» **THE TASK**: Sift the material for lines containing "Abgar", and return them.

** begin **

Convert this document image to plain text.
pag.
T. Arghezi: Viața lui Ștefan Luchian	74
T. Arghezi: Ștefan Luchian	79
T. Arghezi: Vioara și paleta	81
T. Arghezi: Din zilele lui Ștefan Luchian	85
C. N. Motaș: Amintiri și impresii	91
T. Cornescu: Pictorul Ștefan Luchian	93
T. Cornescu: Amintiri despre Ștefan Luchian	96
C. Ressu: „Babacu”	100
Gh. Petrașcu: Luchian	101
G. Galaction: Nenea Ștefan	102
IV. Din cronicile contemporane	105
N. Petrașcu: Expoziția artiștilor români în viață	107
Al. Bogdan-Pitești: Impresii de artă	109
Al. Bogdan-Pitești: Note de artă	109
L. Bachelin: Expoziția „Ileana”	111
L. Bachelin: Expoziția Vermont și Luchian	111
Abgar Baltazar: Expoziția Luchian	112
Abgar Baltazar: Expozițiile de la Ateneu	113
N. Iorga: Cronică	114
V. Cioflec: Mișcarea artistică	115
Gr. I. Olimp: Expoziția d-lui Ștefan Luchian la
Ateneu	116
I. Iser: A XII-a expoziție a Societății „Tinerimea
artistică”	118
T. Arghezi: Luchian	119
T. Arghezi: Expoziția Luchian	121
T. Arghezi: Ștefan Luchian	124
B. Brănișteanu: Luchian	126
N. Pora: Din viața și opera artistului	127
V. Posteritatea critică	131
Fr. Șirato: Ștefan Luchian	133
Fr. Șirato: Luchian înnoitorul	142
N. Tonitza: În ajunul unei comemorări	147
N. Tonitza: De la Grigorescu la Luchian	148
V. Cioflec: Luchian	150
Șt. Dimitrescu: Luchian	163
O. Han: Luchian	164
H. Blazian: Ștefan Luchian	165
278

** end **

» **WRITTEN ANSWER**:
Abgar Baltazar: Expoziția Luchian	112
Abgar Baltazar: Expozițiile de la Ateneu	113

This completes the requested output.